*PROBLEM STATEMENT*: Show every line where "неслипающегося" occurs.

(Stored items)
>> Start
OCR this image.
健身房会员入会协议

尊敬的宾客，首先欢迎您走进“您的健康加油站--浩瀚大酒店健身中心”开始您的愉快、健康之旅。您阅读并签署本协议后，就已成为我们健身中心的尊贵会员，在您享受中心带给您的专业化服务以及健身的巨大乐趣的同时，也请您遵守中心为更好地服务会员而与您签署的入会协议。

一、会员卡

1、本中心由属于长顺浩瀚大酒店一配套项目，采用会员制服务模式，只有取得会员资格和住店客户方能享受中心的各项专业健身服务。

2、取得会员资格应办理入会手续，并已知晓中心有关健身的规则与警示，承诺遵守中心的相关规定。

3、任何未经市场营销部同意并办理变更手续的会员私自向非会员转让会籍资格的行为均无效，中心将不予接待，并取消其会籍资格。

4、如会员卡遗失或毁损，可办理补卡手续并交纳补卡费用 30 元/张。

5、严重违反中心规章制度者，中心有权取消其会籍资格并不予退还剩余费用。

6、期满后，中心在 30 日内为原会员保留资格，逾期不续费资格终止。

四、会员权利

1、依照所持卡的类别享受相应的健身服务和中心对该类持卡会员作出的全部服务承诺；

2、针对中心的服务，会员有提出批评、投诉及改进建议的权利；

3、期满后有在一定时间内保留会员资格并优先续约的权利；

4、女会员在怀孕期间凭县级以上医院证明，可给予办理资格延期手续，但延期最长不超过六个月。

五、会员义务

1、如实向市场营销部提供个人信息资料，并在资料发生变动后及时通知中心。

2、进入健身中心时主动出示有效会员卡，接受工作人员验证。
>> End
>> Start
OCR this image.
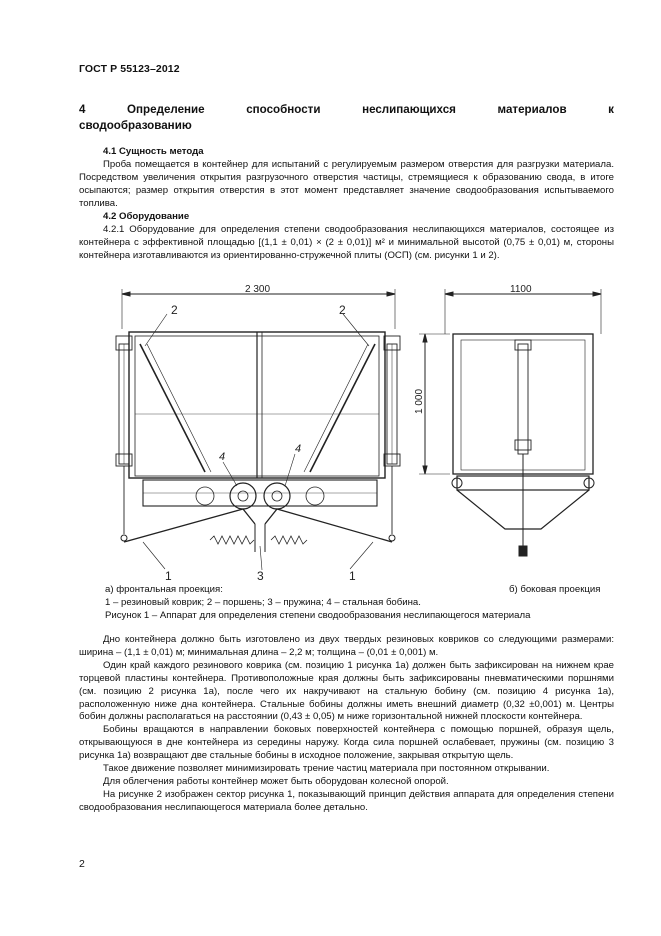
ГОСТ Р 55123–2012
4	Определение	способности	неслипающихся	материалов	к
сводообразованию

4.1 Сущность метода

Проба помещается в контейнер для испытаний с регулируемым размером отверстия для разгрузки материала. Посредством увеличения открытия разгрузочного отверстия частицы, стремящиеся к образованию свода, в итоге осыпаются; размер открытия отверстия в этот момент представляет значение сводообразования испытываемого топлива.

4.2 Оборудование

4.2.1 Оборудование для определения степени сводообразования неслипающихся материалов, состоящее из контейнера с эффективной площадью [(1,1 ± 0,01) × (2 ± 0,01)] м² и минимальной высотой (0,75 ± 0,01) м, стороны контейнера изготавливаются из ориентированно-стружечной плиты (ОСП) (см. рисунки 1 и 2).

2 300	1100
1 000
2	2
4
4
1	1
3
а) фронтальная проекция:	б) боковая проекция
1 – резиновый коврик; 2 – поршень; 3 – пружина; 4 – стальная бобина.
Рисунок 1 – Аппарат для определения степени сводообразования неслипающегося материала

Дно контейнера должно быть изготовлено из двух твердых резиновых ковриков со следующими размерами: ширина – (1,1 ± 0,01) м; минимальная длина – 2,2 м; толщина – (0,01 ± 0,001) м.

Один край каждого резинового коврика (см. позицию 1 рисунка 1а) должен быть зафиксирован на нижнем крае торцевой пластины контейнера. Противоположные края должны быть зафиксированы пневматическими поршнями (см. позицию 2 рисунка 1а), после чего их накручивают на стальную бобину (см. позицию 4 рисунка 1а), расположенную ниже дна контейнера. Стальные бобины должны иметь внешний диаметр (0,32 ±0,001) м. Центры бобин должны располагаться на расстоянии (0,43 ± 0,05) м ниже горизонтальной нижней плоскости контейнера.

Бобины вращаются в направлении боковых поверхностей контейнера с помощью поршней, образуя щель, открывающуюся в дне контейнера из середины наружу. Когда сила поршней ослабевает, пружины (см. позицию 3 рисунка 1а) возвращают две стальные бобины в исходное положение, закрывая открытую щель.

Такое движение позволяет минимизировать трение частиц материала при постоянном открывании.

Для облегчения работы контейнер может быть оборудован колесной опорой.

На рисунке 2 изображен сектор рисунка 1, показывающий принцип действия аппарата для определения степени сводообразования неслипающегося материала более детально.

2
>> End
>> Start
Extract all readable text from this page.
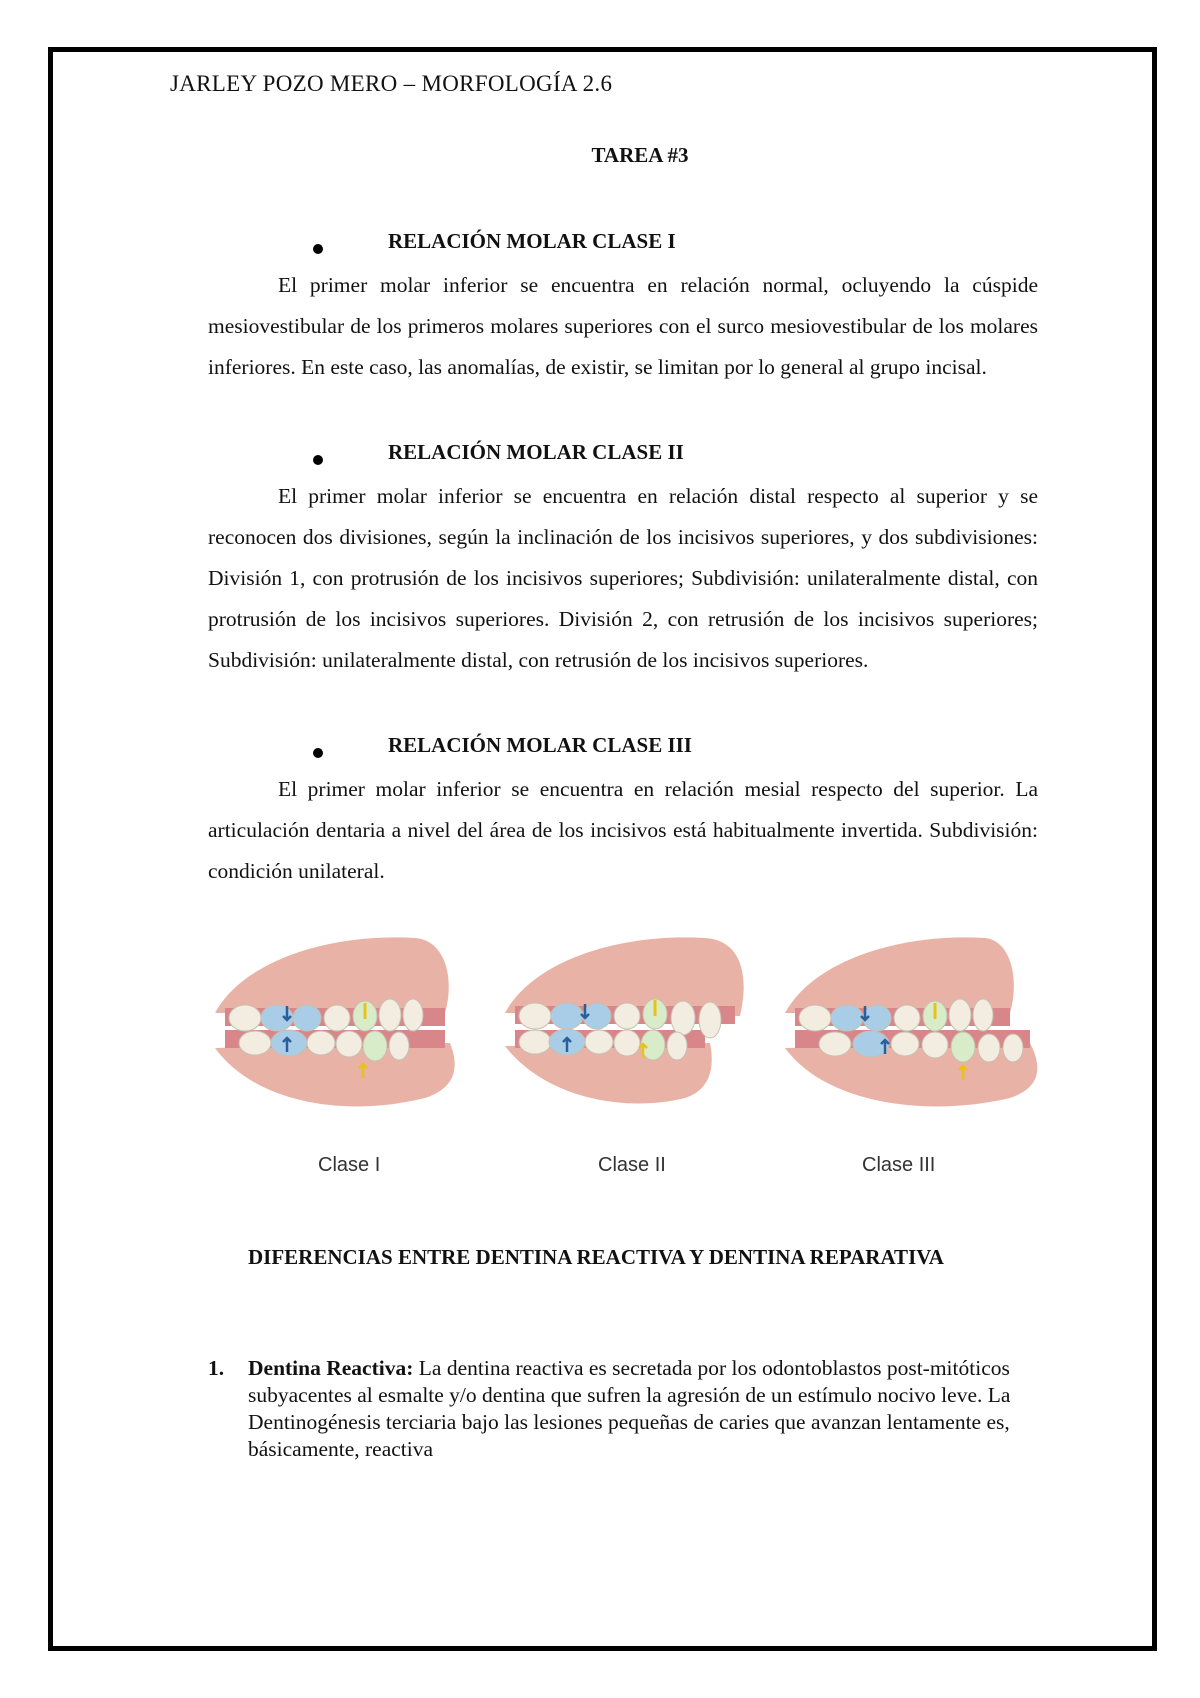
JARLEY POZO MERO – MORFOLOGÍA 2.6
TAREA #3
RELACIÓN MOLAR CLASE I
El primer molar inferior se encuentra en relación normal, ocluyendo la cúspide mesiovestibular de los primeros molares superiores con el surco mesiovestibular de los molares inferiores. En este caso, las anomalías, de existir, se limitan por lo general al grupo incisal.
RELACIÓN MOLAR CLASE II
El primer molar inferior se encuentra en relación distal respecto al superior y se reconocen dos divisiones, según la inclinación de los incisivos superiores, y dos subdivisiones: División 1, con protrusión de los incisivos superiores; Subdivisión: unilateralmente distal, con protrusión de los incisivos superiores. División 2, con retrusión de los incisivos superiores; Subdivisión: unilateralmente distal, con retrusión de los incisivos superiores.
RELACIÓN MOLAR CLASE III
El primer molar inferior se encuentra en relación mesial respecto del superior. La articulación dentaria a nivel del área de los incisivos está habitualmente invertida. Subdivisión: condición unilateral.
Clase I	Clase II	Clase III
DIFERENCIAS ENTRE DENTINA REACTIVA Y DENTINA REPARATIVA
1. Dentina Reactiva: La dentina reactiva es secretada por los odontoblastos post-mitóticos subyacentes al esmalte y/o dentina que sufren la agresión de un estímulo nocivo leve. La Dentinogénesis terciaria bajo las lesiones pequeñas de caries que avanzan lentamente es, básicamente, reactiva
>> End
*WORKED ANSWER*:
Рисунок 1 – Аппарат для определения степени сводообразования неслипающегося материала
На рисунке 2 изображен сектор рисунка 1, показывающий принцип действия аппарата для определения степени сводообразования неслипающегося материала более детально.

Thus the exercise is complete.